* _Written task_
Using the data beneath, show every line that includes the word "Падуанского".

* _Exercise data_
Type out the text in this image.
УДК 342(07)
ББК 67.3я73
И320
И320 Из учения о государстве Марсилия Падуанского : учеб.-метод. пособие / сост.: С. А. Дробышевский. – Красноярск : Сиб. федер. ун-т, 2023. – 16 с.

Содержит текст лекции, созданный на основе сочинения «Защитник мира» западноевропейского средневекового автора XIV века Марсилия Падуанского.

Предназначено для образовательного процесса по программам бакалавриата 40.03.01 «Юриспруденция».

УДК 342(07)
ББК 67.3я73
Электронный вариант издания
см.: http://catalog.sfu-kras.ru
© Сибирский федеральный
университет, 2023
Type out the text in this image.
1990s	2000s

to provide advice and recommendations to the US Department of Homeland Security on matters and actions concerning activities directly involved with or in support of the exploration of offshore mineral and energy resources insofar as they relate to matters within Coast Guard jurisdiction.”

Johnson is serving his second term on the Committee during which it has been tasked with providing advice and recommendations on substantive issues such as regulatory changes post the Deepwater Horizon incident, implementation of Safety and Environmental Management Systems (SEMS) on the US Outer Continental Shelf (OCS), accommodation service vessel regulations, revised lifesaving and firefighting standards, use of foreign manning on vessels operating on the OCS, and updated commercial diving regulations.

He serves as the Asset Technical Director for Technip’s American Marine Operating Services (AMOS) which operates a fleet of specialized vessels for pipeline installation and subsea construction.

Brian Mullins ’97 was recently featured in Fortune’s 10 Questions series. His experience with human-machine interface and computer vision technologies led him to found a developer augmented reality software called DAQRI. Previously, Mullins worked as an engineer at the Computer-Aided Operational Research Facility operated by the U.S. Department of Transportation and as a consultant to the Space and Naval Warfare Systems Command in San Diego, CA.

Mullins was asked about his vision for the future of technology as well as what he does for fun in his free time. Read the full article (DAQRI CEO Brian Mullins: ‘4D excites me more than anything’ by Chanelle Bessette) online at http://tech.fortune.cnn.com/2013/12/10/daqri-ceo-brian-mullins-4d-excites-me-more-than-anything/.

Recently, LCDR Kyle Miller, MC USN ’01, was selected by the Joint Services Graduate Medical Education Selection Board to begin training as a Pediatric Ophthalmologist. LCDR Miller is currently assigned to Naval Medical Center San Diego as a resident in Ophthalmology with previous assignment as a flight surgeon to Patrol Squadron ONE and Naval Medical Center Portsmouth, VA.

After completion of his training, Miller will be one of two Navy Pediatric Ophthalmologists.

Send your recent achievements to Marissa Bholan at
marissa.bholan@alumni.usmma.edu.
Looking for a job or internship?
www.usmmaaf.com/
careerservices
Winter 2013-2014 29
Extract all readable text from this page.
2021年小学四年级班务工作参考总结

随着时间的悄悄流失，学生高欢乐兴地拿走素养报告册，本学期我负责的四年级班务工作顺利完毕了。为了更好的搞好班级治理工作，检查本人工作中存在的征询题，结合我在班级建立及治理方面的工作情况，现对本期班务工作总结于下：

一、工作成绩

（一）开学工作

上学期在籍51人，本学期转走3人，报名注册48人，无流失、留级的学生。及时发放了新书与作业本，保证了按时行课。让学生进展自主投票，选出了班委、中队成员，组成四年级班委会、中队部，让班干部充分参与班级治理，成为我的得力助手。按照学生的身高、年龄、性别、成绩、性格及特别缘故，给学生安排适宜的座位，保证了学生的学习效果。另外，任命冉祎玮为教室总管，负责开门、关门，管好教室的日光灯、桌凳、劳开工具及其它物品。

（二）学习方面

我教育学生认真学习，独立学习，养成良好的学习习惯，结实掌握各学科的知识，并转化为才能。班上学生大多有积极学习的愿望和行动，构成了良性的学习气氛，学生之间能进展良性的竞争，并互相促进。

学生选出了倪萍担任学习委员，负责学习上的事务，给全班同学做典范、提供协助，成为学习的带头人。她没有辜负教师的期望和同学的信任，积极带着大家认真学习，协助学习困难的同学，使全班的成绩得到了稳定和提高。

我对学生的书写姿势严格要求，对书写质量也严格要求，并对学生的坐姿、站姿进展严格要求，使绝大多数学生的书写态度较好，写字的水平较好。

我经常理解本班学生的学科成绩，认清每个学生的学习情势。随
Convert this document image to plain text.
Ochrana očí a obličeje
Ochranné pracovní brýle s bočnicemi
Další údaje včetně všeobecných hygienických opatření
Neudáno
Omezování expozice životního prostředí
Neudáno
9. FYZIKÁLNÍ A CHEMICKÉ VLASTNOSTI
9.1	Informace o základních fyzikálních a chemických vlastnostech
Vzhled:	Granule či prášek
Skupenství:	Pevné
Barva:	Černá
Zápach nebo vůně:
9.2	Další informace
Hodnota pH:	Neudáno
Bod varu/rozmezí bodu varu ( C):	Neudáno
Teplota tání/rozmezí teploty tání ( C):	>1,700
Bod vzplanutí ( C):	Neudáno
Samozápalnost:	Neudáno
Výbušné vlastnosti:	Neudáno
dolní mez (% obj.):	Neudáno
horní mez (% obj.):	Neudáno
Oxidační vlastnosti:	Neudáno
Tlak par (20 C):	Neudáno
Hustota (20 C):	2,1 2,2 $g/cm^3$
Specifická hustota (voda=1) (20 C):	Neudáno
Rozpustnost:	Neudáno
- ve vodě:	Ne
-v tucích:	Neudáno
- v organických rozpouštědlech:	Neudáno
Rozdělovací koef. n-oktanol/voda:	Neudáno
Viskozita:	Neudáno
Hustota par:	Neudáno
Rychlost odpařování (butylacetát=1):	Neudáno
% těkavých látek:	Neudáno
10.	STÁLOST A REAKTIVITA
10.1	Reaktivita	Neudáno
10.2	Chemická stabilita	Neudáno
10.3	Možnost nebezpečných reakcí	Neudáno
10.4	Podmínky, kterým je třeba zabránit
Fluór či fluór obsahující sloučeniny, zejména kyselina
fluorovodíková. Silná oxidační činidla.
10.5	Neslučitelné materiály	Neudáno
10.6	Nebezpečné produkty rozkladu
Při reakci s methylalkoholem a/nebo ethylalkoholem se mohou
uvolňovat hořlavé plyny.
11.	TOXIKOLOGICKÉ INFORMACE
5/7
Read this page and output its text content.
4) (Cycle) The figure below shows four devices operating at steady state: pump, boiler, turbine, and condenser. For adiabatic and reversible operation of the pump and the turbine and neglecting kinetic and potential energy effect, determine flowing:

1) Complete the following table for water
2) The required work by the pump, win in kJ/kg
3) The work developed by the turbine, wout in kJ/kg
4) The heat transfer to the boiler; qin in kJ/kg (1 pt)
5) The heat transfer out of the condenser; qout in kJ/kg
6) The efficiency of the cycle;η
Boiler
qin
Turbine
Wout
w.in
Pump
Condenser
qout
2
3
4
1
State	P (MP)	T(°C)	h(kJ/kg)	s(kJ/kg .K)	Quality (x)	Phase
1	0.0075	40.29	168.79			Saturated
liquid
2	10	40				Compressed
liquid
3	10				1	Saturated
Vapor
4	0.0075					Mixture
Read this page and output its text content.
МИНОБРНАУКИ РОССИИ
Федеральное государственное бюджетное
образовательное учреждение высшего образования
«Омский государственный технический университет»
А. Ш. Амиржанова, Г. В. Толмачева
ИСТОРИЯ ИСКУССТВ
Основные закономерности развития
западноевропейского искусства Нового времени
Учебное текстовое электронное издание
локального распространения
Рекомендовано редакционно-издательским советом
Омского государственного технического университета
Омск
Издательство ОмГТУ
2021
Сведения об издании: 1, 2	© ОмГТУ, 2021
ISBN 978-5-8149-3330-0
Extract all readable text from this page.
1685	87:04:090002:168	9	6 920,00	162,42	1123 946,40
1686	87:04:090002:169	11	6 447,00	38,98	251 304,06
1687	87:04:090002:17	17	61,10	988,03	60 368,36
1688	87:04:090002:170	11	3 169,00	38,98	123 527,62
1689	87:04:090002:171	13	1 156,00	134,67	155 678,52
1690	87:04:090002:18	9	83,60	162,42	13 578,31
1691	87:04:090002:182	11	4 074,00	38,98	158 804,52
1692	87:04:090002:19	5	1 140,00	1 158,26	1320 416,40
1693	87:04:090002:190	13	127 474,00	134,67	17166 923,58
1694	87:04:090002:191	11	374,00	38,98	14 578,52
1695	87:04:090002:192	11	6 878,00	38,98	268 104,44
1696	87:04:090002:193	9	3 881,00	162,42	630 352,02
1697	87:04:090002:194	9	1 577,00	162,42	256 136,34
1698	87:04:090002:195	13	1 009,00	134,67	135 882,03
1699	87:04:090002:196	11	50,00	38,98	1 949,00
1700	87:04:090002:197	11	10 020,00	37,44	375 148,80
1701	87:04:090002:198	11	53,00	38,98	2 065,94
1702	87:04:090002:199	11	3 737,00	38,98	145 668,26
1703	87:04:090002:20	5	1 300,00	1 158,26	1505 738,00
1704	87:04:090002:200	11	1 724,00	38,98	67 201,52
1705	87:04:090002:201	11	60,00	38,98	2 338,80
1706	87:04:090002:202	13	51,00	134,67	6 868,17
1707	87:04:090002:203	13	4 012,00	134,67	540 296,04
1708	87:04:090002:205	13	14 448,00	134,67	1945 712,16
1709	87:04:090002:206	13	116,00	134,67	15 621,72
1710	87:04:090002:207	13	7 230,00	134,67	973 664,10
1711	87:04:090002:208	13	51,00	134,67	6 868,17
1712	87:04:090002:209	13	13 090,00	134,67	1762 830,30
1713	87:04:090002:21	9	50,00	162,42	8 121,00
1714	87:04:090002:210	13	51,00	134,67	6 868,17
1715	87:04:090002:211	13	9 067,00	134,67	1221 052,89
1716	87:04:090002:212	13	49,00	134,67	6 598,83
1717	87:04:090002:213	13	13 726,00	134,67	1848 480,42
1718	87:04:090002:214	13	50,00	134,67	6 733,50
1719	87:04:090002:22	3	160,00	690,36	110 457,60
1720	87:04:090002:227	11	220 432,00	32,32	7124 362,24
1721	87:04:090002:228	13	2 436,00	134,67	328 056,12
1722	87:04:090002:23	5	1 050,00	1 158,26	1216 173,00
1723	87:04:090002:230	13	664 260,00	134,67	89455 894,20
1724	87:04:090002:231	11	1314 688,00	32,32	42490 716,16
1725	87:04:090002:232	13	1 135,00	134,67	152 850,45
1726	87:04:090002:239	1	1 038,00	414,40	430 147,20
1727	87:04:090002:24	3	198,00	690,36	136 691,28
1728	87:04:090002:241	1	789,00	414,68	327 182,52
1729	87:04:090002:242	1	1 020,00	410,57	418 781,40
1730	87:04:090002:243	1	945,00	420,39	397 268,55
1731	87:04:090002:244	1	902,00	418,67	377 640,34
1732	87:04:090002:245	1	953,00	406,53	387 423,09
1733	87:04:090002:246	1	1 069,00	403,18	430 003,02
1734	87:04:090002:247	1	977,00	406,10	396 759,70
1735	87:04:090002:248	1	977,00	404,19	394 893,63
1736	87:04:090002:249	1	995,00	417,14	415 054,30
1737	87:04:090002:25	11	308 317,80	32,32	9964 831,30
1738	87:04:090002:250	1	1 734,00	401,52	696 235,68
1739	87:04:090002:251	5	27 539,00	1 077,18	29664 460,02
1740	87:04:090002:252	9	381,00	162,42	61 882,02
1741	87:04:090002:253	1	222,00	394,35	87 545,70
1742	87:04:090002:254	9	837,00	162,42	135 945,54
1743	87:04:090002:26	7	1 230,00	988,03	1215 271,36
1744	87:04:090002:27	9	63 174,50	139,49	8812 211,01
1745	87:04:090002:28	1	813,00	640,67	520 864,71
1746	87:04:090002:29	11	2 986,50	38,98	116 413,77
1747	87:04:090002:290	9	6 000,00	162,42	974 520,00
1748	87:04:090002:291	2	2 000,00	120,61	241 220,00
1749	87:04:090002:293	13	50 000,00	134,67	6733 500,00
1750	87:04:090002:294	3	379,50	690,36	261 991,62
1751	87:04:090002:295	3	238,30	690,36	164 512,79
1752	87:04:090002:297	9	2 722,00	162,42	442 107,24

* _Result of this task_
И320 Из учения о государстве Марсилия Падуанского : учеб.-метод. пособие / сост.: С. А. Дробышевский. – Красноярск : Сиб. федер. ун-т, 2023. – 16 с.
Содержит текст лекции, созданный на основе сочинения «Защитник мира» западноевропейского средневекового автора XIV века Марсилия Падуанского.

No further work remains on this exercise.